- Movie poster
- Directed by: Sriwass
- Written by: M. Ratnam (dialogues)
- Screenplay by: Sriwass Gopimohan (Co-Screenplay)
- Story by: Sriwass
- Produced by: Nallamalapu Srinivas (Bujji)
- Starring: Gopichand Jagapati Babu Anushka Shetty
- Cinematography: Sekhar V. Joseph
- Edited by: Gautham Raju
- Music by: Mani Sharma
- Production company: Sri Lakshmi Narasimha Productions
- Release date: 5 July 2007;
- Running time: 164 minutes
- Country: India
- Language: Telugu
- Box office: ₹15 crore distributors' share

= Lakshyam (2007 film) =

Lakshyam ( Target) is a 2007 Indian Telugu-language action film directed by Srivass, and produced by Nallamalupu Srinivas (Bujji) for Sri Lakshmi Narasimha Productions. It stars Gopichand, Jagapati Babu, Anushka Shetty and music is composed by Mani Sharma. It was later remade in Tamil as Maanja Velu (2010), in Bengali as Fighter (2011), and in Kannada as Varadhanayaka (2013). The film won two Nandi Awards and one Filmfare Award.

==Plot==
The film begins with Indu, a plucky, naughty girl, fleeing from her forced marriage as DIG Hari Narayan chases her. Meanwhile, a valiant Chandu absconds from the police prison by smashing them. The two reach the outskirts, where Chandu shockingly kills Hari Narayan and the story shifts to the past.

A few months ago, ACP Bose, a stout-hearted cop, was newly deputed to Hyderabad. Here, he encounters a notorious Shankar who commits crimes and settlements, using sections of law to evade punishment. Therefore, he is famed as Section Shankar. Bose leads a jolly life with his parents, wife, daughter Pinky, and younger brother Chandu. Once, Indu is acquainted with Bose's family and nears them, but she is unbeknownst to Chandu. Destiny makes them colleagues and their cognizance of squabbles. After a series of incidents, Indu is aware of the reality, and they fall in love.

Items listed in a dataset:
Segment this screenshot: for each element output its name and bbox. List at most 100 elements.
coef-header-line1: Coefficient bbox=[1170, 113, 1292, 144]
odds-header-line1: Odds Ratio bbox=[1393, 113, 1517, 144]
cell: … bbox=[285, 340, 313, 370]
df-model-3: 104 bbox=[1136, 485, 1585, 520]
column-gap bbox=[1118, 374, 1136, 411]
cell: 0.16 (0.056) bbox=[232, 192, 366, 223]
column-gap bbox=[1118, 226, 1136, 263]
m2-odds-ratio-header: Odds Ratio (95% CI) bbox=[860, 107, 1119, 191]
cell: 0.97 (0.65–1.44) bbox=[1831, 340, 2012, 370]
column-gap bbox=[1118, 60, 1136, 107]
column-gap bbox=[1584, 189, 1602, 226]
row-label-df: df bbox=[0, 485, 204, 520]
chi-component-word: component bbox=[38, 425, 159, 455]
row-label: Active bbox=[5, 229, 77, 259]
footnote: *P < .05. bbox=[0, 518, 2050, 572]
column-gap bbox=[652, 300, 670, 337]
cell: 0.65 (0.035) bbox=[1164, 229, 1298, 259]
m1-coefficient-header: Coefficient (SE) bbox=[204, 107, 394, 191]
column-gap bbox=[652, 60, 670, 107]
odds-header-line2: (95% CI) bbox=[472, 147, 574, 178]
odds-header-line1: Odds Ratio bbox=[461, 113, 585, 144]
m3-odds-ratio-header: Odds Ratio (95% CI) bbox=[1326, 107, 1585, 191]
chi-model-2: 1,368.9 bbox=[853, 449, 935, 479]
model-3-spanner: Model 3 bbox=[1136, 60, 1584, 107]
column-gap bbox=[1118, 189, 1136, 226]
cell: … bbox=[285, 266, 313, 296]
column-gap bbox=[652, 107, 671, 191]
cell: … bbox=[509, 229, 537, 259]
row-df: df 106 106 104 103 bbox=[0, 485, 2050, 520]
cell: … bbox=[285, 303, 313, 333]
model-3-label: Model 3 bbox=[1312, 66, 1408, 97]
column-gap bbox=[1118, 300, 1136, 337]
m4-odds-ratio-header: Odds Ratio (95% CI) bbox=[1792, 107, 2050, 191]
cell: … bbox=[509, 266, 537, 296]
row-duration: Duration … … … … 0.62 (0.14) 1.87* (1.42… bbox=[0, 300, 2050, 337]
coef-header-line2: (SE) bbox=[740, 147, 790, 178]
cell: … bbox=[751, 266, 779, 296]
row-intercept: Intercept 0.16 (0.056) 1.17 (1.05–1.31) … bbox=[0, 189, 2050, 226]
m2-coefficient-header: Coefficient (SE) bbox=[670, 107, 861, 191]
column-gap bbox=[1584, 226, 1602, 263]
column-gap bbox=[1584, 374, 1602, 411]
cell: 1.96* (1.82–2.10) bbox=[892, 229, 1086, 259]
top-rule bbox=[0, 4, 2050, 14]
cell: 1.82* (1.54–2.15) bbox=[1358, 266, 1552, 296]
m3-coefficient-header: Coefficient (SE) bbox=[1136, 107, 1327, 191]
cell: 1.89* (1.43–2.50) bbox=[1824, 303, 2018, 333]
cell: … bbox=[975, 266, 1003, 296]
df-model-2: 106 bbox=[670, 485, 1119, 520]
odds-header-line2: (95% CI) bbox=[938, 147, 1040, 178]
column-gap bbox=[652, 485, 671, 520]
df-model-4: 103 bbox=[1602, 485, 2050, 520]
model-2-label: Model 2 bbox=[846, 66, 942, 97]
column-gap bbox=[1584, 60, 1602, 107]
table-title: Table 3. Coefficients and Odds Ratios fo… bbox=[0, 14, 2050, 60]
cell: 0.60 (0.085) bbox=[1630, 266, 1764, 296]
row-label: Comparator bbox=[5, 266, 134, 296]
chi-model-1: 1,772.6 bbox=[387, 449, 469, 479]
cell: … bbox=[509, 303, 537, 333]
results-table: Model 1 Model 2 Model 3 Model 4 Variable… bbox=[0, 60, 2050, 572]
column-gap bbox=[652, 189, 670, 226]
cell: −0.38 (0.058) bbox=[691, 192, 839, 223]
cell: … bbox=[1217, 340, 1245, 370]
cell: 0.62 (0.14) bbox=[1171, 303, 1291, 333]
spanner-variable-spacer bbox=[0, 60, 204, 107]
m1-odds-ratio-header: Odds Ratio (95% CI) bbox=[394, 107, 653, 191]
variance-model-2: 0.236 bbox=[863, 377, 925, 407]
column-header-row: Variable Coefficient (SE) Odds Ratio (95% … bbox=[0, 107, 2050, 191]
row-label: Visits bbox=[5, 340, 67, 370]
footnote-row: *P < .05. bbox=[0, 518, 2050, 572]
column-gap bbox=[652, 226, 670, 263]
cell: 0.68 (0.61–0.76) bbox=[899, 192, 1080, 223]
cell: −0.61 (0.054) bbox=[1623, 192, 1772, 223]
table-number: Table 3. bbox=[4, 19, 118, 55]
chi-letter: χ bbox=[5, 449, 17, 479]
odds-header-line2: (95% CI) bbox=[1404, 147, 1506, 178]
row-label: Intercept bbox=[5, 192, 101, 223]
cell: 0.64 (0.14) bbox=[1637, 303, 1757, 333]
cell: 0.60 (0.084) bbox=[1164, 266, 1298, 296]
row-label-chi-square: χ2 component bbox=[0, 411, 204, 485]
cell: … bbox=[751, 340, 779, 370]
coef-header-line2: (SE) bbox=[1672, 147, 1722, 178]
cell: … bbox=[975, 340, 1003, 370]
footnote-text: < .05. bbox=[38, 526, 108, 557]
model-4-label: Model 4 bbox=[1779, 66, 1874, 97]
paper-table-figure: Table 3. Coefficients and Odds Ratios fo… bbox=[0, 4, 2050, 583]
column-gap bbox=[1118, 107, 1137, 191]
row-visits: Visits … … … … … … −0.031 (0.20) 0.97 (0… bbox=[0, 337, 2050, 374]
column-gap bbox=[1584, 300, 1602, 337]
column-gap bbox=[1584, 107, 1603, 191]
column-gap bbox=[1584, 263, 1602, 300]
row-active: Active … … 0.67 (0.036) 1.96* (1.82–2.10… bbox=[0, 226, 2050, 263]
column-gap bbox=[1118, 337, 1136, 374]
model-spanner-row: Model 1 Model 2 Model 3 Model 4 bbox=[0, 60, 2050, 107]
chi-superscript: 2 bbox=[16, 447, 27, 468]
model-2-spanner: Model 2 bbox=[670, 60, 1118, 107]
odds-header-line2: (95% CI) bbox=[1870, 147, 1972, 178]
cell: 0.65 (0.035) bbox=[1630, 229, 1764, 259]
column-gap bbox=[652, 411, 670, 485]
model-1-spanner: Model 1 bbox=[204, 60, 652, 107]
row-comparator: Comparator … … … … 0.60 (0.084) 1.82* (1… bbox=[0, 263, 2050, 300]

## Activity 1
Answer these questions using the Lakshyam article.
(a) Who edited the film?
(b) By what nickname is Shankar known?
(c) To which city was ACP Bose newly deputed?
## Activity 2
Carry on the Lakshyam article's plot summary from the point where it stops.

## Task answer 1
(a) Gautham Raju
(b) Section Shankar
(c) Hyderabad

## Task answer 2
Meanwhile, Shankar illegally borrows ₹1000000000 in loans from a bank by entrapping the chairman with the aid of his associate DIG Hari Narayan. However, Bose destroys his domain, and as the balloon goes up, the chairman pressures him to return the loan. As a result, Shankar's sidekick, Shafi, who is one of Chandu's friends, technically assassinates the chairman by electrocuting him. Shafi has lusted for Indu for a long time and requests Shankar for her. Accordingly, Shankar forcibly takes Indu on his statue's inauguration day, but Chandu reaches there and saves her, beats his henchmen, crushing him and his statue.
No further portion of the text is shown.